* [Set exercise]:
Go through the records and copy each line where the word "European" occurs.

═════ Materials provided

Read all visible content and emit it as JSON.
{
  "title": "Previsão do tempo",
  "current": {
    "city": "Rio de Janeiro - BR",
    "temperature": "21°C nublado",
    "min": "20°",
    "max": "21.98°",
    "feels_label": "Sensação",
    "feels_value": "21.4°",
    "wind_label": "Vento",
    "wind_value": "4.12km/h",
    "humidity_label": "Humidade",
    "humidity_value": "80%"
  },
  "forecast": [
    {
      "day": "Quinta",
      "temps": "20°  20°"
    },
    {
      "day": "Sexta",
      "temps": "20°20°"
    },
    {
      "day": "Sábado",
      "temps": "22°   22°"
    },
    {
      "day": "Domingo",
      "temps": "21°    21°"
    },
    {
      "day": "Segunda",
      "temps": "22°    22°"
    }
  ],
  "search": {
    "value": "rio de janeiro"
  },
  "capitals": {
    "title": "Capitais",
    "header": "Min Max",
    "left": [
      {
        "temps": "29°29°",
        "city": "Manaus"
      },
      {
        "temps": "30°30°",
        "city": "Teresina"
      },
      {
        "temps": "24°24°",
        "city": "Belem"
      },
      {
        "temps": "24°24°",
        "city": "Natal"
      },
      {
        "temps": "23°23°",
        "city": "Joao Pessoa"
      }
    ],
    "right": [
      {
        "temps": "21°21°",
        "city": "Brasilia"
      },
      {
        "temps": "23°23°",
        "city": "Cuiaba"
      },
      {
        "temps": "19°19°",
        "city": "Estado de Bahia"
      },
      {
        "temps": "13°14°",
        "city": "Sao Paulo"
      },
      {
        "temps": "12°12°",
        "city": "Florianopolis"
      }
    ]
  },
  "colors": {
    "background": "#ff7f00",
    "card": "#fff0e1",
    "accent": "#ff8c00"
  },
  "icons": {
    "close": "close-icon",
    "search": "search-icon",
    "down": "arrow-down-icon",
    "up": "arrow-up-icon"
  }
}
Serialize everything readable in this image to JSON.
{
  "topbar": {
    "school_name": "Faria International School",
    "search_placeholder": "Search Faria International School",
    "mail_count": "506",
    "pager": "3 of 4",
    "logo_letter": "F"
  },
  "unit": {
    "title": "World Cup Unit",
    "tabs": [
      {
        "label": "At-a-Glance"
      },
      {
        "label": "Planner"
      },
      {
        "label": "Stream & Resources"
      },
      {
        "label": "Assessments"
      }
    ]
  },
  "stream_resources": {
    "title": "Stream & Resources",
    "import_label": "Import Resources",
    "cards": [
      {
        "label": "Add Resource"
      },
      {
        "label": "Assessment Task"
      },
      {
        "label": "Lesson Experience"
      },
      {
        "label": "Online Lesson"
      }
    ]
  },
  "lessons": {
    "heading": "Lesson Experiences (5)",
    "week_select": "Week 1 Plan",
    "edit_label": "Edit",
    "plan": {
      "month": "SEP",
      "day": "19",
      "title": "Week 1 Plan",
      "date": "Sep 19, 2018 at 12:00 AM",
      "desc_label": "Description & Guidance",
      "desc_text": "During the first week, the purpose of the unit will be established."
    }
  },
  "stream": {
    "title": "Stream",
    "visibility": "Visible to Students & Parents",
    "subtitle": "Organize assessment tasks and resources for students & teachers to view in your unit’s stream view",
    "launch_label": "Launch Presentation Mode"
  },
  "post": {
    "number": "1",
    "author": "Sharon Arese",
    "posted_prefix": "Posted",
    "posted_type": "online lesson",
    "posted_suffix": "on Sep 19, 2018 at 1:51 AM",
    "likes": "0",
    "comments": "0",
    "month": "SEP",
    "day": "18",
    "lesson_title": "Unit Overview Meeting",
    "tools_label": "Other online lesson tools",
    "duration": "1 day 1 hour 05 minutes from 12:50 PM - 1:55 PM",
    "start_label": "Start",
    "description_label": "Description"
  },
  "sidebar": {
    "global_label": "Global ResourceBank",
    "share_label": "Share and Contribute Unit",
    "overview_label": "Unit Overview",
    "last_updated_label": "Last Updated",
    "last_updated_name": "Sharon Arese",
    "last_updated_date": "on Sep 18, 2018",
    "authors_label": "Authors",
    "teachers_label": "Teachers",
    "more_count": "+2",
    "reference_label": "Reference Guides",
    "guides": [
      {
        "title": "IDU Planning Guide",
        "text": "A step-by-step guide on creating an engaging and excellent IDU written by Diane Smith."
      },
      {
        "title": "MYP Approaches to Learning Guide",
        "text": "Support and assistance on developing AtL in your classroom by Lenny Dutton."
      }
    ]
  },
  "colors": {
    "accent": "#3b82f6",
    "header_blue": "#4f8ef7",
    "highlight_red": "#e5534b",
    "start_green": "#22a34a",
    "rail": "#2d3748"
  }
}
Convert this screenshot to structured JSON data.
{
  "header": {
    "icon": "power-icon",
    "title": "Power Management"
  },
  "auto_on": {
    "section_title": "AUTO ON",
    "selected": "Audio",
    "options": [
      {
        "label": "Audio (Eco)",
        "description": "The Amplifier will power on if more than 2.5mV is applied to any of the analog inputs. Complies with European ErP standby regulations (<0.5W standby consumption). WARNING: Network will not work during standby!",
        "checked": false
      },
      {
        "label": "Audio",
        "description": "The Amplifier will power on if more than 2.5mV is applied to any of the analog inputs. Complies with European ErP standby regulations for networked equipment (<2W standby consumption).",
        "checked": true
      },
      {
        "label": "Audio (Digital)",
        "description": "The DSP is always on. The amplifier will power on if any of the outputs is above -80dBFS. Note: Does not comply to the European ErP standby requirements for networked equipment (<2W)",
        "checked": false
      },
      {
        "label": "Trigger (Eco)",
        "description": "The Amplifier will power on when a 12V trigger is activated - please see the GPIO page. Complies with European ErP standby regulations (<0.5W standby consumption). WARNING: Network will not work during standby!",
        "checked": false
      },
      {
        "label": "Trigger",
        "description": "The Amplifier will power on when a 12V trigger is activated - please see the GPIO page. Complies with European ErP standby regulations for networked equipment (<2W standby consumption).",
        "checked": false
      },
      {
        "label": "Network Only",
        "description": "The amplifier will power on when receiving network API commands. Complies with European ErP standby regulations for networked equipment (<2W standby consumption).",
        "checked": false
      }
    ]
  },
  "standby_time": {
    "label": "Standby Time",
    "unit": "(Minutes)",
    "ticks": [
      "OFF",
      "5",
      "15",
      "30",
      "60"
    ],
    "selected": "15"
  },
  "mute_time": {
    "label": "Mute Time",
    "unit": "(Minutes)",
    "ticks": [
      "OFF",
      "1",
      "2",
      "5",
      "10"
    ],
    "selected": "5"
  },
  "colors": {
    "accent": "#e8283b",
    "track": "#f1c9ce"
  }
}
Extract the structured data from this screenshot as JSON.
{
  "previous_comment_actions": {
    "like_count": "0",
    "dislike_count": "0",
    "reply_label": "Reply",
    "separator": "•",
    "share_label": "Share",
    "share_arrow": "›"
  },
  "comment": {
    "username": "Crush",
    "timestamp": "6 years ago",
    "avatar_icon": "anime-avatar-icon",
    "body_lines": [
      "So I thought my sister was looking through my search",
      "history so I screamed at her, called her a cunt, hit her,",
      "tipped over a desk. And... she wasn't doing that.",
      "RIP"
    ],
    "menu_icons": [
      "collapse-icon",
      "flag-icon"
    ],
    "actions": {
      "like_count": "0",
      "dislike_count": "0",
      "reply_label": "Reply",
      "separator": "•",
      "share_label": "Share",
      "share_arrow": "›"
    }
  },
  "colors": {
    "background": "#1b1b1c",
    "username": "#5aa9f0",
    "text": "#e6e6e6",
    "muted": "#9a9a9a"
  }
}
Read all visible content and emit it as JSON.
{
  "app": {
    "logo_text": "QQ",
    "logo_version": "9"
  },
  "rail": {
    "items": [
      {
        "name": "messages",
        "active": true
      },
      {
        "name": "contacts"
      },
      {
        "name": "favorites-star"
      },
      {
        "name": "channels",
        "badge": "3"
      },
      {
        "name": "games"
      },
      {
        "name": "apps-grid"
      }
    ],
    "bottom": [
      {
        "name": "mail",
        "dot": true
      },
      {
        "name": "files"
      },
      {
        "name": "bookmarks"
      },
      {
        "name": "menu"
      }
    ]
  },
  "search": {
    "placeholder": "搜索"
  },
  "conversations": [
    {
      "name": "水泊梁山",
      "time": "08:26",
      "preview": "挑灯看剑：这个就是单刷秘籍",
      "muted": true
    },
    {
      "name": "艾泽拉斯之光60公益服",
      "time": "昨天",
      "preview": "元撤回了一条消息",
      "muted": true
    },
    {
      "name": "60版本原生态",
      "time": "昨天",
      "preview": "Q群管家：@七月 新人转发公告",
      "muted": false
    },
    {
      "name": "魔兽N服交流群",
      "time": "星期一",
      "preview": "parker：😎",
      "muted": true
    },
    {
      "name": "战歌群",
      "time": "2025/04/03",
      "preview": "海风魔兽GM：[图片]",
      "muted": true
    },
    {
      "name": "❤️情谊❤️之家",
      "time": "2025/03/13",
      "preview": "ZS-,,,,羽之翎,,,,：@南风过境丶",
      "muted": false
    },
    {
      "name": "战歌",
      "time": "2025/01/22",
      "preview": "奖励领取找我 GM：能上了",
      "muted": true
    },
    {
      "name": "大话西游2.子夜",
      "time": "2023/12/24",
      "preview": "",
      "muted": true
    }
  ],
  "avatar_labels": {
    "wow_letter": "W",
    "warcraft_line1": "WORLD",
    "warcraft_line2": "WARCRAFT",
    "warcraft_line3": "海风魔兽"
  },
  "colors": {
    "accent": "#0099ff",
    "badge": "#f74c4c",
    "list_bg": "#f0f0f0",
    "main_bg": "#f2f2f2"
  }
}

══════════

* [Output below]:
        "description": "The Amplifier will power on if more than 2.5mV is applied to any of the analog inputs. Complies with European ErP standby regulations (<0.5W standby consumption). WARNING: Network will not work during standby!",
        "description": "The Amplifier will power on if more than 2.5mV is applied to any of the analog inputs. Complies with European ErP standby regulations for networked equipment (<2W standby consumption).",
        "description": "The DSP is always on. The amplifier will power on if any of the outputs is above -80dBFS. Note: Does not comply to the European ErP standby requirements for networked equipment (<2W)",
        "description": "The Amplifier will power on when a 12V trigger is activated - please see the GPIO page. Complies with European ErP standby regulations (<0.5W standby consumption). WARNING: Network will not work during standby!",
        "description": "The Amplifier will power on when a 12V trigger is activated - please see the GPIO page. Complies with European ErP standby regulations for networked equipment (<2W standby consumption).",
        "description": "The amplifier will power on when receiving network API commands. Complies with European ErP standby regulations for networked equipment (<2W standby consumption).",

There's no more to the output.